Start of DATA IN THIS EXERCISE

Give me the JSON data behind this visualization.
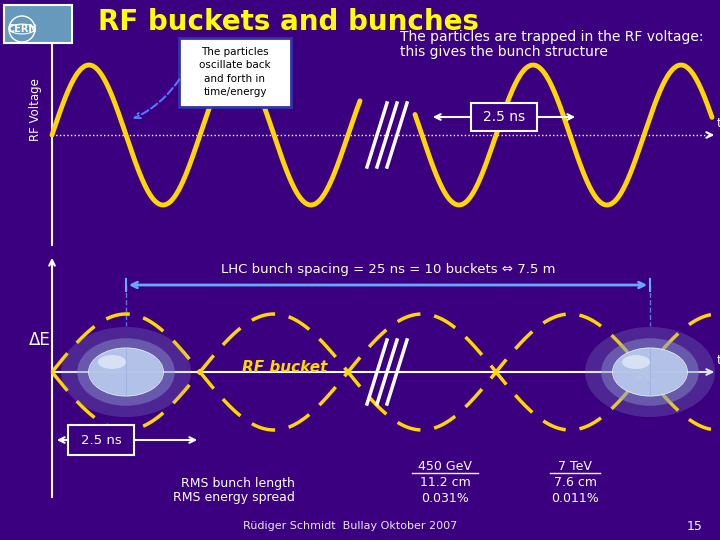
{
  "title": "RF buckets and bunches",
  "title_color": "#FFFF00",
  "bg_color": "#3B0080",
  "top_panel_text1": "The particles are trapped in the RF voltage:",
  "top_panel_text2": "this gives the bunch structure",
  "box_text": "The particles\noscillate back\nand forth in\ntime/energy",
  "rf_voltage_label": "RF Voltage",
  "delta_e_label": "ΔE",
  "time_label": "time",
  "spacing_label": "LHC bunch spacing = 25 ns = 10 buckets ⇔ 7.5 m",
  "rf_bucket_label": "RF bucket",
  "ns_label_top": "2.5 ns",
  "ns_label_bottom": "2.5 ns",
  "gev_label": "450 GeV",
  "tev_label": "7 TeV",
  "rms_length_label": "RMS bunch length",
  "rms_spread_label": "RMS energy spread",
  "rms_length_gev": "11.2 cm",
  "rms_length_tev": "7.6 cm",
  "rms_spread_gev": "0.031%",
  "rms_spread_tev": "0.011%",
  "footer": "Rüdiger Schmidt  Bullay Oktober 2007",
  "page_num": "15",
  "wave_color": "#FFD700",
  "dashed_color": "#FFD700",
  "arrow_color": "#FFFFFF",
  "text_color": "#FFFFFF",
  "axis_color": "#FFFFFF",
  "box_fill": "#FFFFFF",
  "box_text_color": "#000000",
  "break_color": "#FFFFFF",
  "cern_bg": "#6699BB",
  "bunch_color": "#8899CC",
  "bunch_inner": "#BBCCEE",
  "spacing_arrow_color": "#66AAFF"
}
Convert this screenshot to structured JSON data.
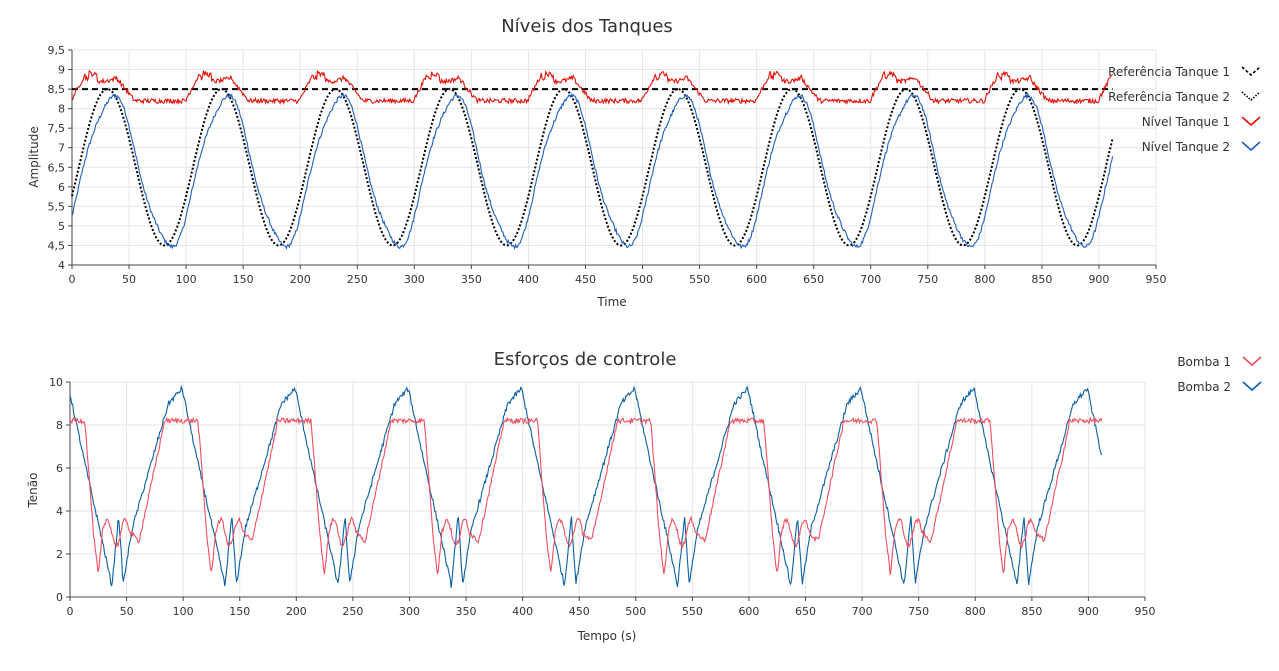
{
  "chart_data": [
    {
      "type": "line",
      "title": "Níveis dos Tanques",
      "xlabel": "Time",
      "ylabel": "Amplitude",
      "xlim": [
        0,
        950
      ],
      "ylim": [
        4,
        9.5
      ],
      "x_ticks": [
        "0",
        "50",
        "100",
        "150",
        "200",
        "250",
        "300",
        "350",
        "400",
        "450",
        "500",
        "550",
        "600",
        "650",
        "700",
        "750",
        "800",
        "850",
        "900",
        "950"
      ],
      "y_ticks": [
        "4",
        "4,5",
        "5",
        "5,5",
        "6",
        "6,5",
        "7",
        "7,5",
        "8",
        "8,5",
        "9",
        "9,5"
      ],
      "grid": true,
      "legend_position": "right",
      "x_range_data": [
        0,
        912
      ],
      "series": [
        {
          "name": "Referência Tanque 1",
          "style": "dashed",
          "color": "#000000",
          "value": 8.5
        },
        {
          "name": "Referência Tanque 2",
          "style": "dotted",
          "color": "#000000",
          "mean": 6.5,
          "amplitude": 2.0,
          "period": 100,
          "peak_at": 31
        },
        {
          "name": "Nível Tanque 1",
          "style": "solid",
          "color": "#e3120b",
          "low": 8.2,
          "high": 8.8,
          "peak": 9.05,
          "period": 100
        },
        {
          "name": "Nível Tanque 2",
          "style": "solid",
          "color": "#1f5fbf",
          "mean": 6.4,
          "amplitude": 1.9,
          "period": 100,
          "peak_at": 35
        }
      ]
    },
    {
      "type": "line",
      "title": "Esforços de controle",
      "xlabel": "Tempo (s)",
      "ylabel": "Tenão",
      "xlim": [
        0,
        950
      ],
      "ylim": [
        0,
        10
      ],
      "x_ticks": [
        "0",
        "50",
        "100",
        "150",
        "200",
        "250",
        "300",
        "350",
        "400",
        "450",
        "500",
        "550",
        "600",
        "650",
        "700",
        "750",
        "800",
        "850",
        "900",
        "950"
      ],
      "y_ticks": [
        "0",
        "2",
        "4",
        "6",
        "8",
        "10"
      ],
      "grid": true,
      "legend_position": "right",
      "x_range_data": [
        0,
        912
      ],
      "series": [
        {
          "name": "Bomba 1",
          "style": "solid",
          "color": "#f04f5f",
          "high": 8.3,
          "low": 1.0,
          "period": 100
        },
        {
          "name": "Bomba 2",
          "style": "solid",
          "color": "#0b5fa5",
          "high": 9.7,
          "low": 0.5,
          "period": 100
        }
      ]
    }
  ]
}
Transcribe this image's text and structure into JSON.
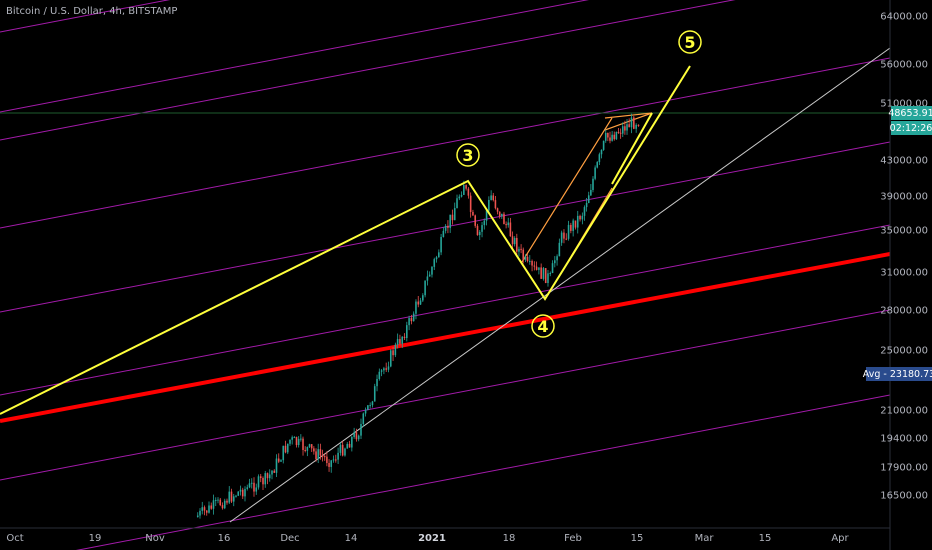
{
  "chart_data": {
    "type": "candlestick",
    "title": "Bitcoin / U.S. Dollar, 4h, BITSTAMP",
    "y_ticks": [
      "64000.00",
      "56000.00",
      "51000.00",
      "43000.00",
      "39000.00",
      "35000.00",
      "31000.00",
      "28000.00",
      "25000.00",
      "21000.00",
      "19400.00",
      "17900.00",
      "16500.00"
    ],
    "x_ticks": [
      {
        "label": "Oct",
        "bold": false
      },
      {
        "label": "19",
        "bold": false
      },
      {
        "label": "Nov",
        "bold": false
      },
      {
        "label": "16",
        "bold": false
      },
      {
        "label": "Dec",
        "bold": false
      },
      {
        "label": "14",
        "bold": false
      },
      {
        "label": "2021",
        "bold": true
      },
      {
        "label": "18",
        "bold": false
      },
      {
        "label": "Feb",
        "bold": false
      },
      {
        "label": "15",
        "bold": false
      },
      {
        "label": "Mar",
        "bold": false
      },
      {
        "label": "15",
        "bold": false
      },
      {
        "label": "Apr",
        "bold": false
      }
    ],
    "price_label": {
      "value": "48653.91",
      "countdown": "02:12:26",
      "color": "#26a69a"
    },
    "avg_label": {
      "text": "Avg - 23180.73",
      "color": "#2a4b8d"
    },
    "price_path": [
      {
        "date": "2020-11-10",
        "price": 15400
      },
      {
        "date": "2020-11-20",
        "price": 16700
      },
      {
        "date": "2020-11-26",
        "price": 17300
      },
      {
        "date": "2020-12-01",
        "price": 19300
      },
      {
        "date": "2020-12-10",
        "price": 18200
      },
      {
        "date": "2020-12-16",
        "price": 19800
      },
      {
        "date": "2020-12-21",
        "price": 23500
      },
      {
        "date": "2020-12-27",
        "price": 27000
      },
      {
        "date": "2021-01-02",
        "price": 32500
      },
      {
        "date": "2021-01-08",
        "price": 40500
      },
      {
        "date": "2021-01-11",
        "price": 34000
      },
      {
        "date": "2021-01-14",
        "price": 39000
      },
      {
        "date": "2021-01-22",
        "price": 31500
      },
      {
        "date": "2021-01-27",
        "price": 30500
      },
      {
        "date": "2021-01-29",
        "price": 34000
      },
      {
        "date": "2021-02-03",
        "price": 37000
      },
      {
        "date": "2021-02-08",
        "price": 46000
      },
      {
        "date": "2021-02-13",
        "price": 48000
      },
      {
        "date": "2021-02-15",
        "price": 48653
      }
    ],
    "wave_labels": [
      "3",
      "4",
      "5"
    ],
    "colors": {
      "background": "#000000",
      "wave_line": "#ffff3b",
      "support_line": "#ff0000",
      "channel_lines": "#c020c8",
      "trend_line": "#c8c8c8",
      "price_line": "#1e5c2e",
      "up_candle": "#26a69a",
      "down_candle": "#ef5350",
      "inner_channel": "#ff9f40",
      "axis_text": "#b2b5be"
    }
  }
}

End of DATA IN THIS EXERCISE

TASK TO COMPLETE>
Among the lines of the data, identify those with the word "energy". Copy each of them.

TASK ANSWER>
  "box_text": "The particles\noscillate back\nand forth in\ntime/energy",
  "rms_spread_label": "RMS energy spread",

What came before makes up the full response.